(EXERCISE REQUIREMENTS) Omit all images, then return the remaining material exactly as it stands.

** START SUPPLIED ENTRIES **

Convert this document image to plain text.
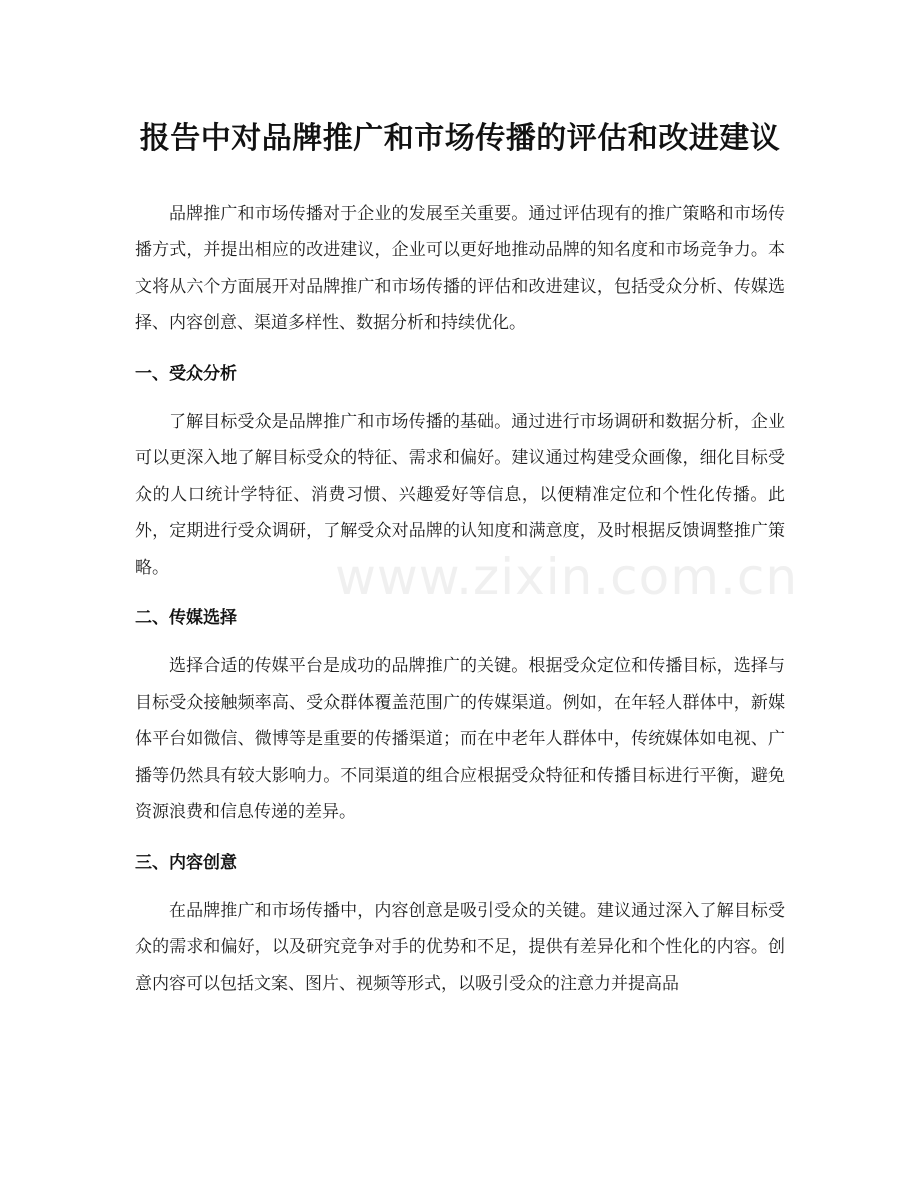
报告中对品牌推广和市场传播的评估和改进建议

品牌推广和市场传播对于企业的发展至关重要。通过评估现有的推广策略和市场传播方式，并提出相应的改进建议，企业可以更好地推动品牌的知名度和市场竞争力。本文将从六个方面展开对品牌推广和市场传播的评估和改进建议，包括受众分析、传媒选择、内容创意、渠道多样性、数据分析和持续优化。

一、受众分析

了解目标受众是品牌推广和市场传播的基础。通过进行市场调研和数据分析，企业可以更深入地了解目标受众的特征、需求和偏好。建议通过构建受众画像，细化目标受众的人口统计学特征、消费习惯、兴趣爱好等信息，以便精准定位和个性化传播。此外，定期进行受众调研，了解受众对品牌的认知度和满意度，及时根据反馈调整推广策略。

二、传媒选择

选择合适的传媒平台是成功的品牌推广的关键。根据受众定位和传播目标，选择与目标受众接触频率高、受众群体覆盖范围广的传媒渠道。例如，在年轻人群体中，新媒体平台如微信、微博等是重要的传播渠道；而在中老年人群体中，传统媒体如电视、广播等仍然具有较大影响力。不同渠道的组合应根据受众特征和传播目标进行平衡，避免资源浪费和信息传递的差异。

三、内容创意

在品牌推广和市场传播中，内容创意是吸引受众的关键。建议通过深入了解目标受众的需求和偏好，以及研究竞争对手的优势和不足，提供有差异化和个性化的内容。创意内容可以包括文案、图片、视频等形式，以吸引受众的注意力并提高品

www.zixin.com.cn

** END SUPPLIED ENTRIES **

(ANSWER FOR THIS EXERCISE)
Convert this document image to plain text.
报告中对品牌推广和市场传播的评估和改进建议

品牌推广和市场传播对于企业的发展至关重要。通过评估现有的推广策略和市场传播方式，并提出相应的改进建议，企业可以更好地推动品牌的知名度和市场竞争力。本文将从六个方面展开对品牌推广和市场传播的评估和改进建议，包括受众分析、传媒选择、内容创意、渠道多样性、数据分析和持续优化。

一、受众分析

了解目标受众是品牌推广和市场传播的基础。通过进行市场调研和数据分析，企业可以更深入地了解目标受众的特征、需求和偏好。建议通过构建受众画像，细化目标受众的人口统计学特征、消费习惯、兴趣爱好等信息，以便精准定位和个性化传播。此外，定期进行受众调研，了解受众对品牌的认知度和满意度，及时根据反馈调整推广策略。

二、传媒选择

选择合适的传媒平台是成功的品牌推广的关键。根据受众定位和传播目标，选择与目标受众接触频率高、受众群体覆盖范围广的传媒渠道。例如，在年轻人群体中，新媒体平台如微信、微博等是重要的传播渠道；而在中老年人群体中，传统媒体如电视、广播等仍然具有较大影响力。不同渠道的组合应根据受众特征和传播目标进行平衡，避免资源浪费和信息传递的差异。

三、内容创意

在品牌推广和市场传播中，内容创意是吸引受众的关键。建议通过深入了解目标受众的需求和偏好，以及研究竞争对手的优势和不足，提供有差异化和个性化的内容。创意内容可以包括文案、图片、视频等形式，以吸引受众的注意力并提高品

www.zixin.com.cn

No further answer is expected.